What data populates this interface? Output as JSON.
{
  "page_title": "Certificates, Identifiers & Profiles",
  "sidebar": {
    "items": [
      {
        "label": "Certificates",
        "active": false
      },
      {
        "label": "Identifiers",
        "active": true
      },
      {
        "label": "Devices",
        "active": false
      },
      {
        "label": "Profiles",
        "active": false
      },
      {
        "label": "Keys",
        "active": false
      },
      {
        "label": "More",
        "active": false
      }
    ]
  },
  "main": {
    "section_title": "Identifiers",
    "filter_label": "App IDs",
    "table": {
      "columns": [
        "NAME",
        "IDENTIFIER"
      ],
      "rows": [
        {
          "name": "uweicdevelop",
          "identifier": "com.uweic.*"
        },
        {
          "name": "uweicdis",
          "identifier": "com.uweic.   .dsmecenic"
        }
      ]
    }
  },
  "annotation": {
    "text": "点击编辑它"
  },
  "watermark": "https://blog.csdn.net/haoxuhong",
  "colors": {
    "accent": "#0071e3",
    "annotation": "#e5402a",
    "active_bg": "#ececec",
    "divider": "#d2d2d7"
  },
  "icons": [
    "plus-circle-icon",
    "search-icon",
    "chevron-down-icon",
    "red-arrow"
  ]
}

--

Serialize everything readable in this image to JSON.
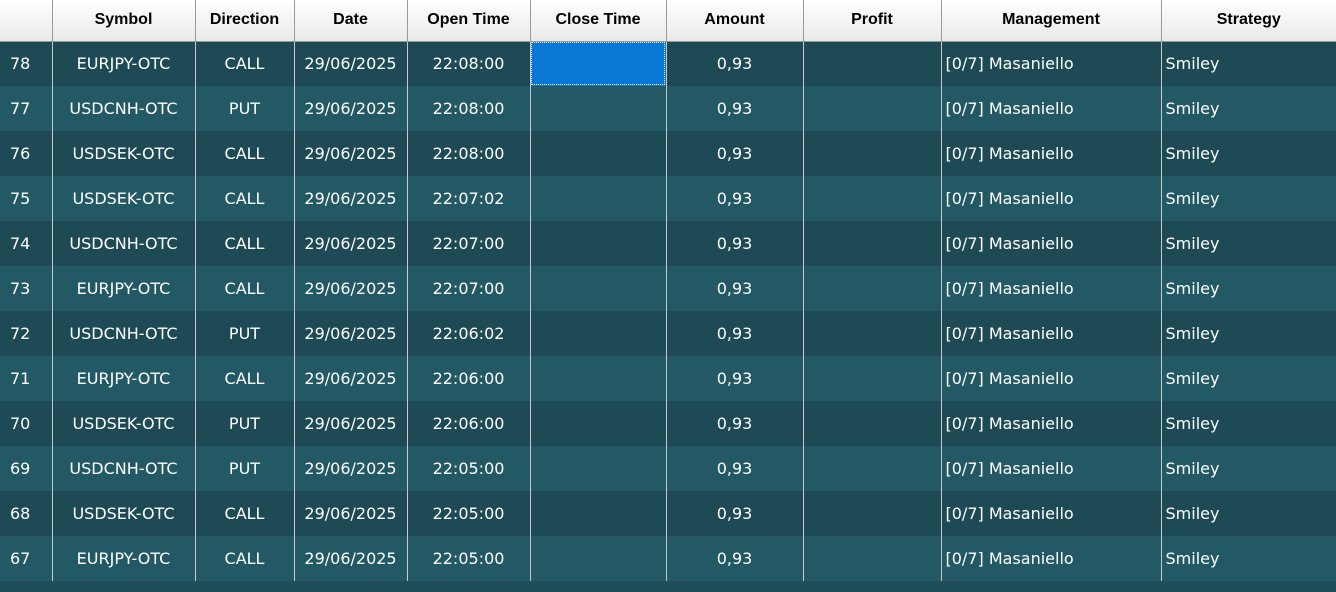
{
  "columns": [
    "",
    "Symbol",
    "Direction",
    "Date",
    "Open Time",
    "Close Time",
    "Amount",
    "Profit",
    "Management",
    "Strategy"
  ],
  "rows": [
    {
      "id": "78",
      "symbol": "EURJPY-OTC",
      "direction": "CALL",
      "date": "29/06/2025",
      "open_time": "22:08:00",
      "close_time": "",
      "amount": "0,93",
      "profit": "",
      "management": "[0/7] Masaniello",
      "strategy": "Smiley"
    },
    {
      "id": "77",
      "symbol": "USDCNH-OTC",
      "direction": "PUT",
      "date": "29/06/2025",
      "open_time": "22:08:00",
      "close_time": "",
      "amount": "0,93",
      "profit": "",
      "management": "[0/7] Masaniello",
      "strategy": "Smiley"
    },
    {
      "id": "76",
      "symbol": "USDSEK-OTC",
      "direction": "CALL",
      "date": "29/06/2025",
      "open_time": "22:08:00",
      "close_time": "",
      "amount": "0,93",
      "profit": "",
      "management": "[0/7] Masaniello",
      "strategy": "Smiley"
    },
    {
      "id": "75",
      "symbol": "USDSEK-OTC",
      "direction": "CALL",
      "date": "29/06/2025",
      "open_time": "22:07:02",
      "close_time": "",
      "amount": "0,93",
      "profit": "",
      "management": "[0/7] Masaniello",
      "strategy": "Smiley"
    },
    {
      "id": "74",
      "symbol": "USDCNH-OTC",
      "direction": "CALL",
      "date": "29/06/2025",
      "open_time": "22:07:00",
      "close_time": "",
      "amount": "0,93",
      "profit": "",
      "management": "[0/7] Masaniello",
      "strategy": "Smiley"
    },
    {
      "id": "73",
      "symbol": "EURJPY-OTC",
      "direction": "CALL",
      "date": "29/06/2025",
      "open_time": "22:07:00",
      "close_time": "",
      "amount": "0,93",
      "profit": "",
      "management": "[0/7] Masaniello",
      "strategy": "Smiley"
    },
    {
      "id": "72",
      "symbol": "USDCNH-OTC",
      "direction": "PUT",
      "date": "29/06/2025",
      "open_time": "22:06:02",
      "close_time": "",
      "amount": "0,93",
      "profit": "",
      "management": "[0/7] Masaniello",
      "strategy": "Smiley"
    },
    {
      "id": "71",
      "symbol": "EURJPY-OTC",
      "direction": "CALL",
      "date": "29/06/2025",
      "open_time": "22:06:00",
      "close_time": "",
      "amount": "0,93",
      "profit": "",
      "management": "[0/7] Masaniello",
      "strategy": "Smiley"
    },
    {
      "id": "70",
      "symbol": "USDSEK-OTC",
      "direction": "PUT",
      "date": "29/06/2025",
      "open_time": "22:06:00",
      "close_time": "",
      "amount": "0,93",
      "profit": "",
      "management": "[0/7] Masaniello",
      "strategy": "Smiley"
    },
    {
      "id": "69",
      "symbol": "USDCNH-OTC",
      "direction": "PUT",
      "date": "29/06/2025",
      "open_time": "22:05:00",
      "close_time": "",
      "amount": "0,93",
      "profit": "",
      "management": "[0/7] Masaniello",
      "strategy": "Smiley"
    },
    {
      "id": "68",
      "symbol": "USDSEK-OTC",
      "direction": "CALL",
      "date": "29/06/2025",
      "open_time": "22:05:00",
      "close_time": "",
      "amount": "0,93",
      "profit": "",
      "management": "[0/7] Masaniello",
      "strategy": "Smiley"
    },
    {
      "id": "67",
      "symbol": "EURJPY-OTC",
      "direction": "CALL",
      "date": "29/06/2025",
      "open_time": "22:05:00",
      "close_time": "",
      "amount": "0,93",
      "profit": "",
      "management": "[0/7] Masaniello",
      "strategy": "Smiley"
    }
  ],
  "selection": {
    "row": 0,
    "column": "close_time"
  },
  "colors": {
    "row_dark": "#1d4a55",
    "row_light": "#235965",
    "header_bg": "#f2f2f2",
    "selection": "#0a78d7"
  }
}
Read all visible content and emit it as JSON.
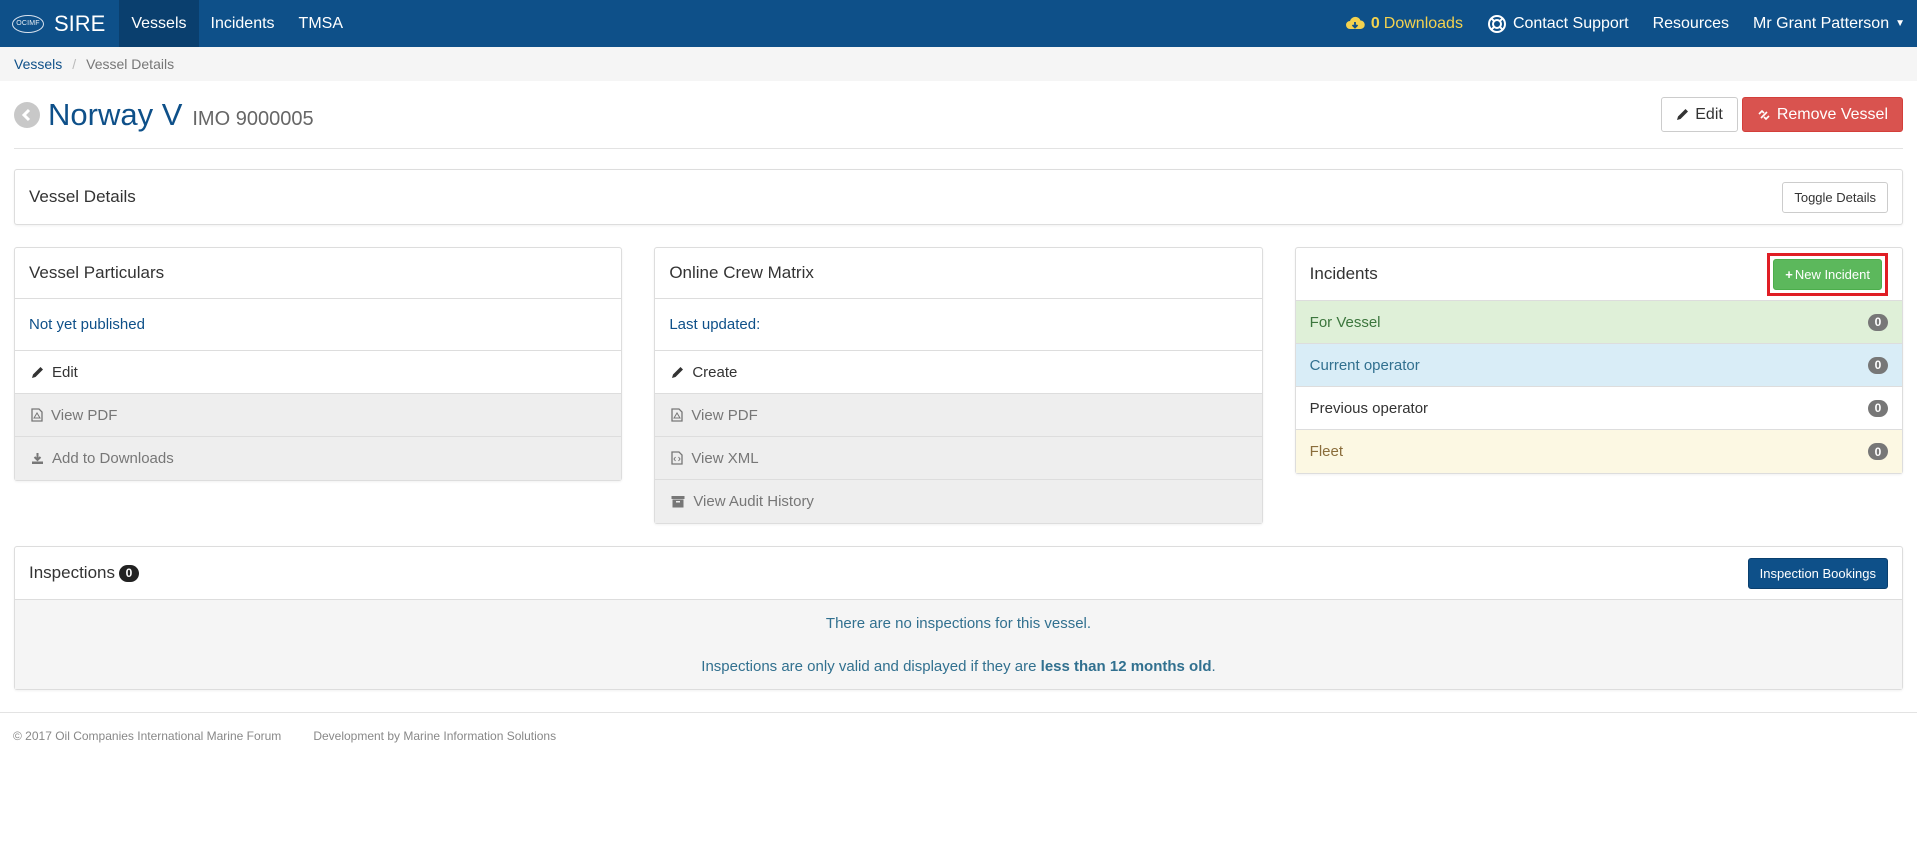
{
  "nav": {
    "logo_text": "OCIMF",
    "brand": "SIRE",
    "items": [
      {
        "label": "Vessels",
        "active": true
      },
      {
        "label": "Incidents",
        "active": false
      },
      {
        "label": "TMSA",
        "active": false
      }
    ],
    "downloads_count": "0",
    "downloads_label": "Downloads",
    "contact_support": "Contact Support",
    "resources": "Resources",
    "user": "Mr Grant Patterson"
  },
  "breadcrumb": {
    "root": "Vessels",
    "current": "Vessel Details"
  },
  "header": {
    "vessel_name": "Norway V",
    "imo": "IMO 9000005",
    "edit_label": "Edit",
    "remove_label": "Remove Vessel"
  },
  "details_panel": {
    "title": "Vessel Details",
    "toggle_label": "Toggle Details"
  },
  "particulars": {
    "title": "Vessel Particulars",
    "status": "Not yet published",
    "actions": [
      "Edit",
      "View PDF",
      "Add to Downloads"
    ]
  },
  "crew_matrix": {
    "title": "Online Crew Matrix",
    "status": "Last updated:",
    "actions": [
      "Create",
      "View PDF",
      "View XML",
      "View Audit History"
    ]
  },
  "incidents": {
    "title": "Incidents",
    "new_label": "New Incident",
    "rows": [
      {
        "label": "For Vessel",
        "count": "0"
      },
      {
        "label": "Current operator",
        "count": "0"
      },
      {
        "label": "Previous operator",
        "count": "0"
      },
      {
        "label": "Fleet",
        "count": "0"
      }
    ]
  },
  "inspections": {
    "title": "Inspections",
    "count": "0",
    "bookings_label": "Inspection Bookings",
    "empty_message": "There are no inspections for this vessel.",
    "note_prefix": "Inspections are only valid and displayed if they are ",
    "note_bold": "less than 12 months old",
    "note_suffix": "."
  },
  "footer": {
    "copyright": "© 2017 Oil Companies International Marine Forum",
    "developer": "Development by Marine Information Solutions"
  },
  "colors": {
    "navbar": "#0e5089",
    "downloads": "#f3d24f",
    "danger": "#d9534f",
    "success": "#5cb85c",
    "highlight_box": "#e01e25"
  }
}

-- Aim of the task --
Check every line in the material above for the string "this", then give only the number of lines that have it.

-- Solution to the exercise --
3